What to do: Exactly repeat the full listing that follows.

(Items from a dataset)
◇ ◇ ◇ ◇ ◇ ◇ ◇

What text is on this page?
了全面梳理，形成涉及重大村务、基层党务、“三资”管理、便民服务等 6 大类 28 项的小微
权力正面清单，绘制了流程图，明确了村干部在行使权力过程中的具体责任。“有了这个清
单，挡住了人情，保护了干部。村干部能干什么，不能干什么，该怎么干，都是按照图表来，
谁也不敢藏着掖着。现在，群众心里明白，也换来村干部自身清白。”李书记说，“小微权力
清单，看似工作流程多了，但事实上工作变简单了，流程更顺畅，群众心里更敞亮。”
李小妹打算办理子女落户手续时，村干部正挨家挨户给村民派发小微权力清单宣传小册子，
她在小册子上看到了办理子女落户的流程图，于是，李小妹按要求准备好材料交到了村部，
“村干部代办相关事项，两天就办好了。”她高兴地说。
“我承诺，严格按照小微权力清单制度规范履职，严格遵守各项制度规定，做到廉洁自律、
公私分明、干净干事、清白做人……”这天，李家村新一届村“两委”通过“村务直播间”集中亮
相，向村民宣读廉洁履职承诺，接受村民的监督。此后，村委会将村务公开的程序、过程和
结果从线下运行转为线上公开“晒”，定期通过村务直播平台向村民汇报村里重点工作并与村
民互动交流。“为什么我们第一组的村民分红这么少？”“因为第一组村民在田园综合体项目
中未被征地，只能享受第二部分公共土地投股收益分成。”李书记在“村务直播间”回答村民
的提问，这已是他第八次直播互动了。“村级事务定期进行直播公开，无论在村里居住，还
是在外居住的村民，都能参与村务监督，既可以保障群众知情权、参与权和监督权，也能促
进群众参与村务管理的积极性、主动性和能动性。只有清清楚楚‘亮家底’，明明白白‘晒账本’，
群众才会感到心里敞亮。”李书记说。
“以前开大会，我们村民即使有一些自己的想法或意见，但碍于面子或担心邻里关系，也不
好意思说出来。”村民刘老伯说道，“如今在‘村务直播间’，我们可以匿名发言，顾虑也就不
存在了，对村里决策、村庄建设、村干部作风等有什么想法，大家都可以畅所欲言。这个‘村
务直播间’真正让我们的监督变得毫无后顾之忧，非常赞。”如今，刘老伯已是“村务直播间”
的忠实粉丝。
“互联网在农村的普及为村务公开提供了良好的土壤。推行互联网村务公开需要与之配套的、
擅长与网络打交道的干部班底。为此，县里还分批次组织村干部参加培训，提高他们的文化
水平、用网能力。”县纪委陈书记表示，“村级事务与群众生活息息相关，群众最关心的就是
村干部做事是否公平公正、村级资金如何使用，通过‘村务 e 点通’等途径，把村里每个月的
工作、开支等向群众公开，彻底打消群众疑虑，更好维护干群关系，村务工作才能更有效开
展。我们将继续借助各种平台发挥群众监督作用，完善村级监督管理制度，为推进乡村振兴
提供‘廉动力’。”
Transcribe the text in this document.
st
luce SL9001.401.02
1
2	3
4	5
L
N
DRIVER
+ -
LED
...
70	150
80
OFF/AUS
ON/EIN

◇ ◇ ◇ ◇ ◇ ◇ ◇

Result of this task:
What text is on this page?
了全面梳理，形成涉及重大村务、基层党务、“三资”管理、便民服务等 6 大类 28 项的小微
权力正面清单，绘制了流程图，明确了村干部在行使权力过程中的具体责任。“有了这个清
单，挡住了人情，保护了干部。村干部能干什么，不能干什么，该怎么干，都是按照图表来，
谁也不敢藏着掖着。现在，群众心里明白，也换来村干部自身清白。”李书记说，“小微权力
清单，看似工作流程多了，但事实上工作变简单了，流程更顺畅，群众心里更敞亮。”
李小妹打算办理子女落户手续时，村干部正挨家挨户给村民派发小微权力清单宣传小册子，
她在小册子上看到了办理子女落户的流程图，于是，李小妹按要求准备好材料交到了村部，
“村干部代办相关事项，两天就办好了。”她高兴地说。
“我承诺，严格按照小微权力清单制度规范履职，严格遵守各项制度规定，做到廉洁自律、
公私分明、干净干事、清白做人……”这天，李家村新一届村“两委”通过“村务直播间”集中亮
相，向村民宣读廉洁履职承诺，接受村民的监督。此后，村委会将村务公开的程序、过程和
结果从线下运行转为线上公开“晒”，定期通过村务直播平台向村民汇报村里重点工作并与村
民互动交流。“为什么我们第一组的村民分红这么少？”“因为第一组村民在田园综合体项目
中未被征地，只能享受第二部分公共土地投股收益分成。”李书记在“村务直播间”回答村民
的提问，这已是他第八次直播互动了。“村级事务定期进行直播公开，无论在村里居住，还
是在外居住的村民，都能参与村务监督，既可以保障群众知情权、参与权和监督权，也能促
进群众参与村务管理的积极性、主动性和能动性。只有清清楚楚‘亮家底’，明明白白‘晒账本’，
群众才会感到心里敞亮。”李书记说。
“以前开大会，我们村民即使有一些自己的想法或意见，但碍于面子或担心邻里关系，也不
好意思说出来。”村民刘老伯说道，“如今在‘村务直播间’，我们可以匿名发言，顾虑也就不
存在了，对村里决策、村庄建设、村干部作风等有什么想法，大家都可以畅所欲言。这个‘村
务直播间’真正让我们的监督变得毫无后顾之忧，非常赞。”如今，刘老伯已是“村务直播间”
的忠实粉丝。
“互联网在农村的普及为村务公开提供了良好的土壤。推行互联网村务公开需要与之配套的、
擅长与网络打交道的干部班底。为此，县里还分批次组织村干部参加培训，提高他们的文化
水平、用网能力。”县纪委陈书记表示，“村级事务与群众生活息息相关，群众最关心的就是
村干部做事是否公平公正、村级资金如何使用，通过‘村务 e 点通’等途径，把村里每个月的
工作、开支等向群众公开，彻底打消群众疑虑，更好维护干群关系，村务工作才能更有效开
展。我们将继续借助各种平台发挥群众监督作用，完善村级监督管理制度，为推进乡村振兴
提供‘廉动力’。”
Transcribe the text in this document.
st
luce SL9001.401.02
1
2	3
4	5
L
N
DRIVER
+ -
LED
...
70	150
80
OFF/AUS
ON/EIN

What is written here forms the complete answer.